--- PROVIDED RECORDS ---

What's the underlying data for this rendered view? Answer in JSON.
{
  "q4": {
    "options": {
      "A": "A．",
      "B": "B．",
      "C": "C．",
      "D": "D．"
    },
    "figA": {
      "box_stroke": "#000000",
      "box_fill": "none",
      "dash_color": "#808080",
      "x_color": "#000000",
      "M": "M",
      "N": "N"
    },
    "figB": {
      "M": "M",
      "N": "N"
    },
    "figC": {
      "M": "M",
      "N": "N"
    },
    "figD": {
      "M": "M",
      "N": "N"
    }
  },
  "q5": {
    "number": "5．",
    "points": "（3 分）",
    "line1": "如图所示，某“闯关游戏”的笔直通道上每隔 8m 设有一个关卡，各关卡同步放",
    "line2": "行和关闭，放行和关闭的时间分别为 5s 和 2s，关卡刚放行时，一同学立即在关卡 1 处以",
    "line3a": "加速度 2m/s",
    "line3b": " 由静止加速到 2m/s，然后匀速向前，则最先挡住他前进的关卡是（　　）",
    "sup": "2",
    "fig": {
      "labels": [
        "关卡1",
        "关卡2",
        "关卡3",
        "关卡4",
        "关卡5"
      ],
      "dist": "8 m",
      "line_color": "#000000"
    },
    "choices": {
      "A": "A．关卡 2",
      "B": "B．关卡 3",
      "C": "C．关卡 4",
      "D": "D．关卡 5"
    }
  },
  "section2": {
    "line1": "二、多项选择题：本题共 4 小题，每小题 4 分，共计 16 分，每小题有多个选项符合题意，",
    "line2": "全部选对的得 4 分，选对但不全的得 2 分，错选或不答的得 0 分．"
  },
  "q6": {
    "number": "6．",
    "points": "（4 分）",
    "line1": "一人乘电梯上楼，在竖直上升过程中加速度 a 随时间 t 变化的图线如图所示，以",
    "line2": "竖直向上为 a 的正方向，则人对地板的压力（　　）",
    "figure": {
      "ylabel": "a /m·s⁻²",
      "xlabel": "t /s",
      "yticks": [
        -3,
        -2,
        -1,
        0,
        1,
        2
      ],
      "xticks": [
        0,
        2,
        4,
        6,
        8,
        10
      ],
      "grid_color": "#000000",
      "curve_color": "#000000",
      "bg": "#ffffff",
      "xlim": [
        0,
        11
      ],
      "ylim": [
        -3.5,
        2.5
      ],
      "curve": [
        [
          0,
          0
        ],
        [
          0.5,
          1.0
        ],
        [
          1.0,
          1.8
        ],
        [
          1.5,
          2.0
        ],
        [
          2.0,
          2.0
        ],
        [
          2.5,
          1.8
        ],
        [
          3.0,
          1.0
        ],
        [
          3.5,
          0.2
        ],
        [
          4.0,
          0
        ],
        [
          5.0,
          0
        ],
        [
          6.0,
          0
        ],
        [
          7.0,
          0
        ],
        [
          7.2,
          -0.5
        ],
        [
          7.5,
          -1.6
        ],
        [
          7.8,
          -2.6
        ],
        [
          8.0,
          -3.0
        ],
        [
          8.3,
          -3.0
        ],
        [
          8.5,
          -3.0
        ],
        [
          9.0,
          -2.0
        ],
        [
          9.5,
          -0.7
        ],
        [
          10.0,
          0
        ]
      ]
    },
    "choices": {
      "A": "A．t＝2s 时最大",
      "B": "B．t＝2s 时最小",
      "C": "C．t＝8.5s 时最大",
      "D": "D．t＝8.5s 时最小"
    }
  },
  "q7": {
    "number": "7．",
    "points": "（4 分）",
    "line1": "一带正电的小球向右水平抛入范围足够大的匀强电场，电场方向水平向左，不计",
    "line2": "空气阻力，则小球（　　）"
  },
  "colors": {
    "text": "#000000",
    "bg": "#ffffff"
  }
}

---

**DIRECTIONS:**
Please give back all of the records exactly as written.

**SOLUTION:**
What's the underlying data for this rendered view? Answer in JSON.
{
  "q4": {
    "options": {
      "A": "A．",
      "B": "B．",
      "C": "C．",
      "D": "D．"
    },
    "figA": {
      "box_stroke": "#000000",
      "box_fill": "none",
      "dash_color": "#808080",
      "x_color": "#000000",
      "M": "M",
      "N": "N"
    },
    "figB": {
      "M": "M",
      "N": "N"
    },
    "figC": {
      "M": "M",
      "N": "N"
    },
    "figD": {
      "M": "M",
      "N": "N"
    }
  },
  "q5": {
    "number": "5．",
    "points": "（3 分）",
    "line1": "如图所示，某“闯关游戏”的笔直通道上每隔 8m 设有一个关卡，各关卡同步放",
    "line2": "行和关闭，放行和关闭的时间分别为 5s 和 2s，关卡刚放行时，一同学立即在关卡 1 处以",
    "line3a": "加速度 2m/s",
    "line3b": " 由静止加速到 2m/s，然后匀速向前，则最先挡住他前进的关卡是（　　）",
    "sup": "2",
    "fig": {
      "labels": [
        "关卡1",
        "关卡2",
        "关卡3",
        "关卡4",
        "关卡5"
      ],
      "dist": "8 m",
      "line_color": "#000000"
    },
    "choices": {
      "A": "A．关卡 2",
      "B": "B．关卡 3",
      "C": "C．关卡 4",
      "D": "D．关卡 5"
    }
  },
  "section2": {
    "line1": "二、多项选择题：本题共 4 小题，每小题 4 分，共计 16 分，每小题有多个选项符合题意，",
    "line2": "全部选对的得 4 分，选对但不全的得 2 分，错选或不答的得 0 分．"
  },
  "q6": {
    "number": "6．",
    "points": "（4 分）",
    "line1": "一人乘电梯上楼，在竖直上升过程中加速度 a 随时间 t 变化的图线如图所示，以",
    "line2": "竖直向上为 a 的正方向，则人对地板的压力（　　）",
    "figure": {
      "ylabel": "a /m·s⁻²",
      "xlabel": "t /s",
      "yticks": [
        -3,
        -2,
        -1,
        0,
        1,
        2
      ],
      "xticks": [
        0,
        2,
        4,
        6,
        8,
        10
      ],
      "grid_color": "#000000",
      "curve_color": "#000000",
      "bg": "#ffffff",
      "xlim": [
        0,
        11
      ],
      "ylim": [
        -3.5,
        2.5
      ],
      "curve": [
        [
          0,
          0
        ],
        [
          0.5,
          1.0
        ],
        [
          1.0,
          1.8
        ],
        [
          1.5,
          2.0
        ],
        [
          2.0,
          2.0
        ],
        [
          2.5,
          1.8
        ],
        [
          3.0,
          1.0
        ],
        [
          3.5,
          0.2
        ],
        [
          4.0,
          0
        ],
        [
          5.0,
          0
        ],
        [
          6.0,
          0
        ],
        [
          7.0,
          0
        ],
        [
          7.2,
          -0.5
        ],
        [
          7.5,
          -1.6
        ],
        [
          7.8,
          -2.6
        ],
        [
          8.0,
          -3.0
        ],
        [
          8.3,
          -3.0
        ],
        [
          8.5,
          -3.0
        ],
        [
          9.0,
          -2.0
        ],
        [
          9.5,
          -0.7
        ],
        [
          10.0,
          0
        ]
      ]
    },
    "choices": {
      "A": "A．t＝2s 时最大",
      "B": "B．t＝2s 时最小",
      "C": "C．t＝8.5s 时最大",
      "D": "D．t＝8.5s 时最小"
    }
  },
  "q7": {
    "number": "7．",
    "points": "（4 分）",
    "line1": "一带正电的小球向右水平抛入范围足够大的匀强电场，电场方向水平向左，不计",
    "line2": "空气阻力，则小球（　　）"
  },
  "colors": {
    "text": "#000000",
    "bg": "#ffffff"
  }
}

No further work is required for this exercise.